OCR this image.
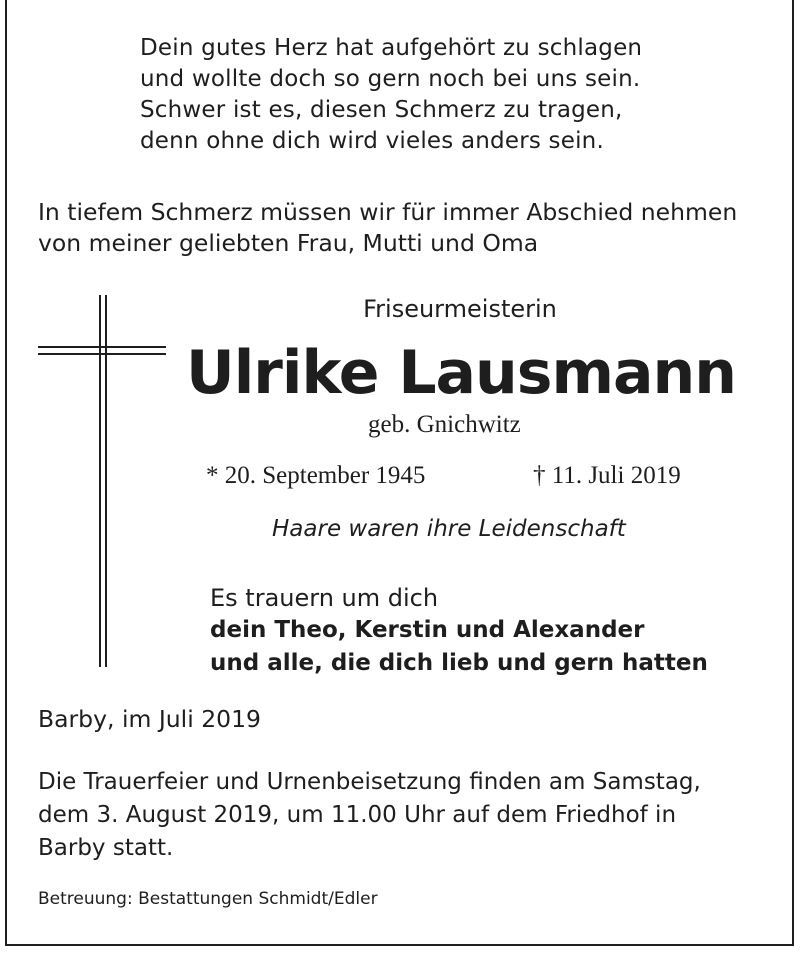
Dein gutes Herz hat aufgehört zu schlagen
und wollte doch so gern noch bei uns sein.
Schwer ist es, diesen Schmerz zu tragen,
denn ohne dich wird vieles anders sein.
In tiefem Schmerz müssen wir für immer Abschied nehmen
von meiner geliebten Frau, Mutti und Oma
Friseurmeisterin
Ulrike Lausmann
geb. Gnichwitz
* 20. September 1945	† 11. Juli 2019
Haare waren ihre Leidenschaft
Es trauern um dich
dein Theo, Kerstin und Alexander
und alle, die dich lieb und gern hatten
Barby, im Juli 2019
Die Trauerfeier und Urnenbeisetzung finden am Samstag,
dem 3. August 2019, um 11.00 Uhr auf dem Friedhof in
Barby statt.
Betreuung: Bestattungen Schmidt/Edler
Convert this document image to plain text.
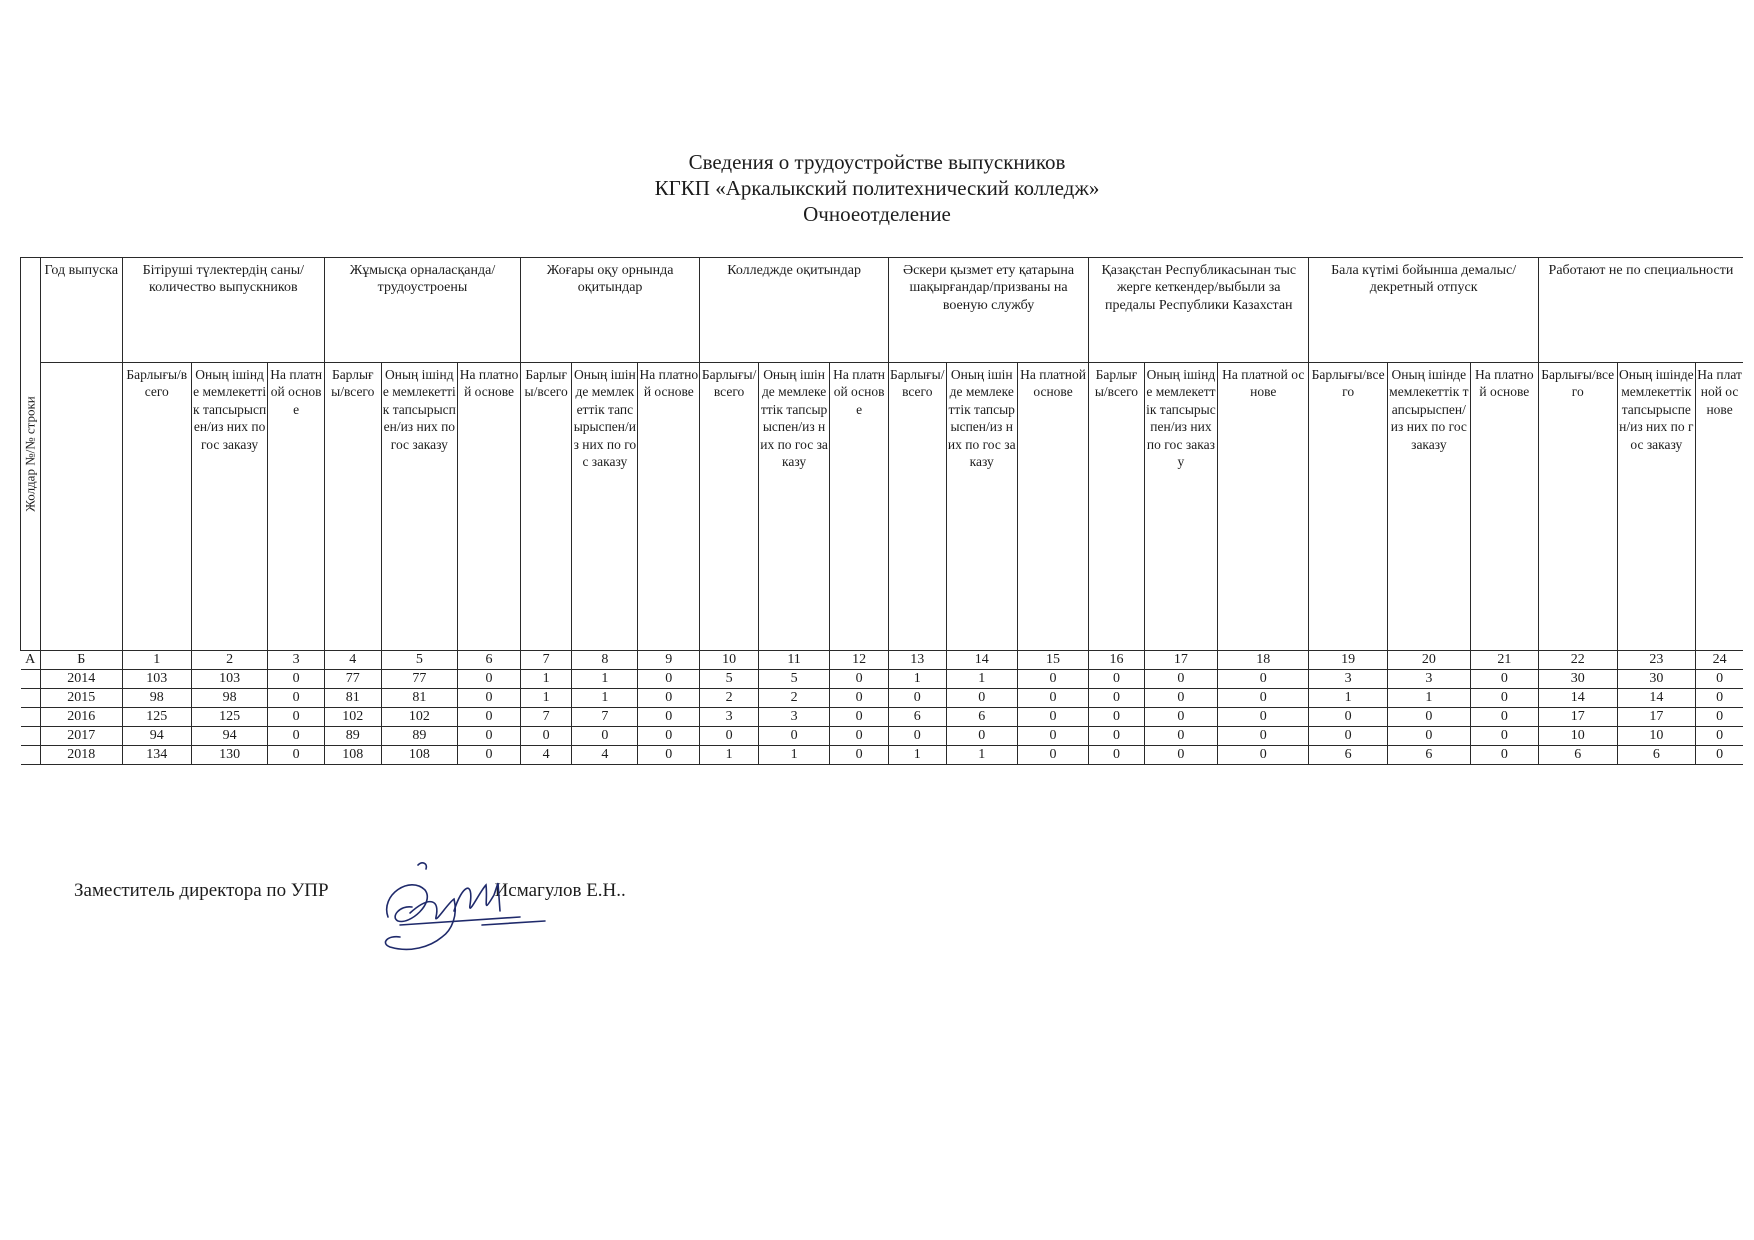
Сведения о трудоустройстве выпускников
КГКП «Аркалыкский политехнический колледж»
Очноеотделение
Жолдар №/№ строки	Год выпуска	Бітіруші түлектердің саны/количество выпускников			Жұмысқа орналасқанда/трудоустроены			Жоғары оқу орнында оқитындар			Колледжде оқитындар			Әскери қызмет ету қатарына шақырғандар/призваны на военую службу			Қазақстан Республикасынан тыс жерге кеткендер/выбыли за предалы Республики Казахстан			Бала күтімі бойынша демалыс/декретный отпуск			Работают не по специальности		
		Барлығы/всего	Оның ішінде мемлекеттік тапсырыспен/из них по гос заказу	На платной основе	Барлығы/всего	Оның ішінде мемлекеттік тапсырыспен/из них по гос заказу	На платной основе	Барлығы/всего	Оның ішінде мемлекеттік тапсырыспен/из них по гос заказу	На платной основе	Барлығы/всего	Оның ішінде мемлекеттік тапсырыспен/из них по гос заказу	На платной основе	Барлығы/всего	Оның ішінде мемлекеттік тапсырыспен/из них по гос заказу	На платной основе	Барлығы/всего	Оның ішінде мемлекеттік тапсырыспен/из них по гос заказу	На платной основе	Барлығы/всего	Оның ішінде мемлекеттік тапсырыспен/из них по гос заказу	На платной основе	Барлығы/всего	Оның ішінде мемлекеттік тапсырыспен/из них по гос заказу	На платной основе
А	Б	1	2	3	4	5	6	7	8	9	10	11	12	13	14	15	16	17	18	19	20	21	22	23	24
	2014	103	103	0	77	77	0	1	1	0	5	5	0	1	1	0	0	0	0	3	3	0	30	30	0
	2015	98	98	0	81	81	0	1	1	0	2	2	0	0	0	0	0	0	0	1	1	0	14	14	0
	2016	125	125	0	102	102	0	7	7	0	3	3	0	6	6	0	0	0	0	0	0	0	17	17	0
	2017	94	94	0	89	89	0	0	0	0	0	0	0	0	0	0	0	0	0	0	0	0	10	10	0
	2018	134	130	0	108	108	0	4	4	0	1	1	0	1	1	0	0	0	0	6	6	0	6	6	0
Заместитель директора по УПР	Исмагулов Е.Н..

........

> _Short problem_:
Output all of the records exactly as they appear above, but not the pictures.

> _Problem solution_:
OCR this image.
Dein gutes Herz hat aufgehört zu schlagen
und wollte doch so gern noch bei uns sein.
Schwer ist es, diesen Schmerz zu tragen,
denn ohne dich wird vieles anders sein.
In tiefem Schmerz müssen wir für immer Abschied nehmen
von meiner geliebten Frau, Mutti und Oma
Friseurmeisterin
Ulrike Lausmann
geb. Gnichwitz
* 20. September 1945	† 11. Juli 2019
Haare waren ihre Leidenschaft
Es trauern um dich
dein Theo, Kerstin und Alexander
und alle, die dich lieb und gern hatten
Barby, im Juli 2019
Die Trauerfeier und Urnenbeisetzung finden am Samstag,
dem 3. August 2019, um 11.00 Uhr auf dem Friedhof in
Barby statt.
Betreuung: Bestattungen Schmidt/Edler
Convert this document image to plain text.
Сведения о трудоустройстве выпускников
КГКП «Аркалыкский политехнический колледж»
Очноеотделение
Жолдар №/№ строки	Год выпуска	Бітіруші түлектердің саны/количество выпускников			Жұмысқа орналасқанда/трудоустроены			Жоғары оқу орнында оқитындар			Колледжде оқитындар			Әскери қызмет ету қатарына шақырғандар/призваны на военую службу			Қазақстан Республикасынан тыс жерге кеткендер/выбыли за предалы Республики Казахстан			Бала күтімі бойынша демалыс/декретный отпуск			Работают не по специальности		
		Барлығы/всего	Оның ішінде мемлекеттік тапсырыспен/из них по гос заказу	На платной основе	Барлығы/всего	Оның ішінде мемлекеттік тапсырыспен/из них по гос заказу	На платной основе	Барлығы/всего	Оның ішінде мемлекеттік тапсырыспен/из них по гос заказу	На платной основе	Барлығы/всего	Оның ішінде мемлекеттік тапсырыспен/из них по гос заказу	На платной основе	Барлығы/всего	Оның ішінде мемлекеттік тапсырыспен/из них по гос заказу	На платной основе	Барлығы/всего	Оның ішінде мемлекеттік тапсырыспен/из них по гос заказу	На платной основе	Барлығы/всего	Оның ішінде мемлекеттік тапсырыспен/из них по гос заказу	На платной основе	Барлығы/всего	Оның ішінде мемлекеттік тапсырыспен/из них по гос заказу	На платной основе
А	Б	1	2	3	4	5	6	7	8	9	10	11	12	13	14	15	16	17	18	19	20	21	22	23	24
	2014	103	103	0	77	77	0	1	1	0	5	5	0	1	1	0	0	0	0	3	3	0	30	30	0
	2015	98	98	0	81	81	0	1	1	0	2	2	0	0	0	0	0	0	0	1	1	0	14	14	0
	2016	125	125	0	102	102	0	7	7	0	3	3	0	6	6	0	0	0	0	0	0	0	17	17	0
	2017	94	94	0	89	89	0	0	0	0	0	0	0	0	0	0	0	0	0	0	0	0	10	10	0
	2018	134	130	0	108	108	0	4	4	0	1	1	0	1	1	0	0	0	0	6	6	0	6	6	0
Заместитель директора по УПР	Исмагулов Е.Н..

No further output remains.